--- Begin Dataset records ---
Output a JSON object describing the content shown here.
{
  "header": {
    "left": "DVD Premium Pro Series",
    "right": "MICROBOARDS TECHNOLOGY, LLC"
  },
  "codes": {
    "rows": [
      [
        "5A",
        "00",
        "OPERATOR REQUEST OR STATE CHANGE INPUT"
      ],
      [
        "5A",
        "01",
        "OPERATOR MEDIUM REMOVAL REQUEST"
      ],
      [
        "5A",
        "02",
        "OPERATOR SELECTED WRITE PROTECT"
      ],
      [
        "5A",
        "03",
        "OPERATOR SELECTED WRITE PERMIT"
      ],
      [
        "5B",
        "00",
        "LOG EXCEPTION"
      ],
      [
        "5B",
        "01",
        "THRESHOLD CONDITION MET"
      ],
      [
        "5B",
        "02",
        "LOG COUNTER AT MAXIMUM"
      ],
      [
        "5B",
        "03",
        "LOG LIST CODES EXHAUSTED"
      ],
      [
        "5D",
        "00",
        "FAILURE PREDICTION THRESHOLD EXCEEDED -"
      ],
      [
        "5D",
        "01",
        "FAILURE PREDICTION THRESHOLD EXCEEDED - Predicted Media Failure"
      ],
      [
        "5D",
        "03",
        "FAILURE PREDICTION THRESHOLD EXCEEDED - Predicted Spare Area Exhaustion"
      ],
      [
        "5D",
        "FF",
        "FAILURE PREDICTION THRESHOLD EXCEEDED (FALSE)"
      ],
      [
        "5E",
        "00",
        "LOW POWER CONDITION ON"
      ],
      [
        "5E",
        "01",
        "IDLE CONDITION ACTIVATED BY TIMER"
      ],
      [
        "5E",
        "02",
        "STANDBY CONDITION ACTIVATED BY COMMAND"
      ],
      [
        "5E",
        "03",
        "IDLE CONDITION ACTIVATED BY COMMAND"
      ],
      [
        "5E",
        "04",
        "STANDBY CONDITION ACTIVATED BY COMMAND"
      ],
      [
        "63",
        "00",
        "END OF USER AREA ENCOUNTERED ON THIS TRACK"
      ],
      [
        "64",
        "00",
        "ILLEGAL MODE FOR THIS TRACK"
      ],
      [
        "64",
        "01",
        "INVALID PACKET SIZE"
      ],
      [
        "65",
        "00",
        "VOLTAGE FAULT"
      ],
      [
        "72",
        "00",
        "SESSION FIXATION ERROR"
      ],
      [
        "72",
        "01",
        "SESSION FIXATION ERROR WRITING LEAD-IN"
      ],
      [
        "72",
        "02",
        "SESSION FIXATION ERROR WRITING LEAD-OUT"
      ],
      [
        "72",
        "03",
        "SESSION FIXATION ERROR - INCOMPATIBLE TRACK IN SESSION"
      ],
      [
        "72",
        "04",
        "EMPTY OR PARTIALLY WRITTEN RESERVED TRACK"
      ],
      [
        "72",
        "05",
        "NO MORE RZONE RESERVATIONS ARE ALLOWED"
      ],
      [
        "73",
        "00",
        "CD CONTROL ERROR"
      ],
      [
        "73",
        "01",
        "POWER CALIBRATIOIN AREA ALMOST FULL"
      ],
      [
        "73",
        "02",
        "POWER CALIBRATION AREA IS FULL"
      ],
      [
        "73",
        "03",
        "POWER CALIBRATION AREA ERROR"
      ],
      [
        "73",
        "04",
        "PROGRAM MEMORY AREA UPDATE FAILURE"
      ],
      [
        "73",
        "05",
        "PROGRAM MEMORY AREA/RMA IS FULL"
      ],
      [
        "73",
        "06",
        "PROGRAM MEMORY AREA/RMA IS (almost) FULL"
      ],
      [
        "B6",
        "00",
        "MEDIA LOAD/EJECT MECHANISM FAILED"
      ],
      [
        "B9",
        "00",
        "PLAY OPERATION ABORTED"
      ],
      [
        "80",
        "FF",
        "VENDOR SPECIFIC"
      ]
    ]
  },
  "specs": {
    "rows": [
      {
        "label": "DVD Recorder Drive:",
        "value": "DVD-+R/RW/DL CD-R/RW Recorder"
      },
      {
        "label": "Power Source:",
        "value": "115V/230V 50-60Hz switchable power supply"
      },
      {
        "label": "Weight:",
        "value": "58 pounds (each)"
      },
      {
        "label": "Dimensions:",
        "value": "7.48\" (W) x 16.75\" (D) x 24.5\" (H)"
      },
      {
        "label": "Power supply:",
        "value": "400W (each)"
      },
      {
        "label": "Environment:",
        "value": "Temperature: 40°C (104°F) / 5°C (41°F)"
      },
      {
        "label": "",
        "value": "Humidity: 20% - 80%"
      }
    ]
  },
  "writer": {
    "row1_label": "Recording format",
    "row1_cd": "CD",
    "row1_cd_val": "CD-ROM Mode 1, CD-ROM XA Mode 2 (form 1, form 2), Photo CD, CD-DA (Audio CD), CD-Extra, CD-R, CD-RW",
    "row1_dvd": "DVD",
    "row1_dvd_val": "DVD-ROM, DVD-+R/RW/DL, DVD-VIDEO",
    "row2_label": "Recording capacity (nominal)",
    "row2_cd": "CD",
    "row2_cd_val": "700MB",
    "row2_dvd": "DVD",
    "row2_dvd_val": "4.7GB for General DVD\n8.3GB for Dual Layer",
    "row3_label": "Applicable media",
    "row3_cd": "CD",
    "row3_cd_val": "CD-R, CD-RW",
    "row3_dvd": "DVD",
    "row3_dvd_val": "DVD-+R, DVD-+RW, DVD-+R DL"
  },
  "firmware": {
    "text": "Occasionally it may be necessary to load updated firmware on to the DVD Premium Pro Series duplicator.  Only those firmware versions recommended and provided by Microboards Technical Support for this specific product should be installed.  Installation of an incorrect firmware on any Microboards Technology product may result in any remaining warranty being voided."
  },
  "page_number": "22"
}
--- End Dataset records ---
Exercise goal >>
Would you copy out each line exactly as written?

Solution >>
Output a JSON object describing the content shown here.
{
  "header": {
    "left": "DVD Premium Pro Series",
    "right": "MICROBOARDS TECHNOLOGY, LLC"
  },
  "codes": {
    "rows": [
      [
        "5A",
        "00",
        "OPERATOR REQUEST OR STATE CHANGE INPUT"
      ],
      [
        "5A",
        "01",
        "OPERATOR MEDIUM REMOVAL REQUEST"
      ],
      [
        "5A",
        "02",
        "OPERATOR SELECTED WRITE PROTECT"
      ],
      [
        "5A",
        "03",
        "OPERATOR SELECTED WRITE PERMIT"
      ],
      [
        "5B",
        "00",
        "LOG EXCEPTION"
      ],
      [
        "5B",
        "01",
        "THRESHOLD CONDITION MET"
      ],
      [
        "5B",
        "02",
        "LOG COUNTER AT MAXIMUM"
      ],
      [
        "5B",
        "03",
        "LOG LIST CODES EXHAUSTED"
      ],
      [
        "5D",
        "00",
        "FAILURE PREDICTION THRESHOLD EXCEEDED -"
      ],
      [
        "5D",
        "01",
        "FAILURE PREDICTION THRESHOLD EXCEEDED - Predicted Media Failure"
      ],
      [
        "5D",
        "03",
        "FAILURE PREDICTION THRESHOLD EXCEEDED - Predicted Spare Area Exhaustion"
      ],
      [
        "5D",
        "FF",
        "FAILURE PREDICTION THRESHOLD EXCEEDED (FALSE)"
      ],
      [
        "5E",
        "00",
        "LOW POWER CONDITION ON"
      ],
      [
        "5E",
        "01",
        "IDLE CONDITION ACTIVATED BY TIMER"
      ],
      [
        "5E",
        "02",
        "STANDBY CONDITION ACTIVATED BY COMMAND"
      ],
      [
        "5E",
        "03",
        "IDLE CONDITION ACTIVATED BY COMMAND"
      ],
      [
        "5E",
        "04",
        "STANDBY CONDITION ACTIVATED BY COMMAND"
      ],
      [
        "63",
        "00",
        "END OF USER AREA ENCOUNTERED ON THIS TRACK"
      ],
      [
        "64",
        "00",
        "ILLEGAL MODE FOR THIS TRACK"
      ],
      [
        "64",
        "01",
        "INVALID PACKET SIZE"
      ],
      [
        "65",
        "00",
        "VOLTAGE FAULT"
      ],
      [
        "72",
        "00",
        "SESSION FIXATION ERROR"
      ],
      [
        "72",
        "01",
        "SESSION FIXATION ERROR WRITING LEAD-IN"
      ],
      [
        "72",
        "02",
        "SESSION FIXATION ERROR WRITING LEAD-OUT"
      ],
      [
        "72",
        "03",
        "SESSION FIXATION ERROR - INCOMPATIBLE TRACK IN SESSION"
      ],
      [
        "72",
        "04",
        "EMPTY OR PARTIALLY WRITTEN RESERVED TRACK"
      ],
      [
        "72",
        "05",
        "NO MORE RZONE RESERVATIONS ARE ALLOWED"
      ],
      [
        "73",
        "00",
        "CD CONTROL ERROR"
      ],
      [
        "73",
        "01",
        "POWER CALIBRATIOIN AREA ALMOST FULL"
      ],
      [
        "73",
        "02",
        "POWER CALIBRATION AREA IS FULL"
      ],
      [
        "73",
        "03",
        "POWER CALIBRATION AREA ERROR"
      ],
      [
        "73",
        "04",
        "PROGRAM MEMORY AREA UPDATE FAILURE"
      ],
      [
        "73",
        "05",
        "PROGRAM MEMORY AREA/RMA IS FULL"
      ],
      [
        "73",
        "06",
        "PROGRAM MEMORY AREA/RMA IS (almost) FULL"
      ],
      [
        "B6",
        "00",
        "MEDIA LOAD/EJECT MECHANISM FAILED"
      ],
      [
        "B9",
        "00",
        "PLAY OPERATION ABORTED"
      ],
      [
        "80",
        "FF",
        "VENDOR SPECIFIC"
      ]
    ]
  },
  "specs": {
    "rows": [
      {
        "label": "DVD Recorder Drive:",
        "value": "DVD-+R/RW/DL CD-R/RW Recorder"
      },
      {
        "label": "Power Source:",
        "value": "115V/230V 50-60Hz switchable power supply"
      },
      {
        "label": "Weight:",
        "value": "58 pounds (each)"
      },
      {
        "label": "Dimensions:",
        "value": "7.48\" (W) x 16.75\" (D) x 24.5\" (H)"
      },
      {
        "label": "Power supply:",
        "value": "400W (each)"
      },
      {
        "label": "Environment:",
        "value": "Temperature: 40°C (104°F) / 5°C (41°F)"
      },
      {
        "label": "",
        "value": "Humidity: 20% - 80%"
      }
    ]
  },
  "writer": {
    "row1_label": "Recording format",
    "row1_cd": "CD",
    "row1_cd_val": "CD-ROM Mode 1, CD-ROM XA Mode 2 (form 1, form 2), Photo CD, CD-DA (Audio CD), CD-Extra, CD-R, CD-RW",
    "row1_dvd": "DVD",
    "row1_dvd_val": "DVD-ROM, DVD-+R/RW/DL, DVD-VIDEO",
    "row2_label": "Recording capacity (nominal)",
    "row2_cd": "CD",
    "row2_cd_val": "700MB",
    "row2_dvd": "DVD",
    "row2_dvd_val": "4.7GB for General DVD\n8.3GB for Dual Layer",
    "row3_label": "Applicable media",
    "row3_cd": "CD",
    "row3_cd_val": "CD-R, CD-RW",
    "row3_dvd": "DVD",
    "row3_dvd_val": "DVD-+R, DVD-+RW, DVD-+R DL"
  },
  "firmware": {
    "text": "Occasionally it may be necessary to load updated firmware on to the DVD Premium Pro Series duplicator.  Only those firmware versions recommended and provided by Microboards Technical Support for this specific product should be installed.  Installation of an incorrect firmware on any Microboards Technology product may result in any remaining warranty being voided."
  },
  "page_number": "22"
}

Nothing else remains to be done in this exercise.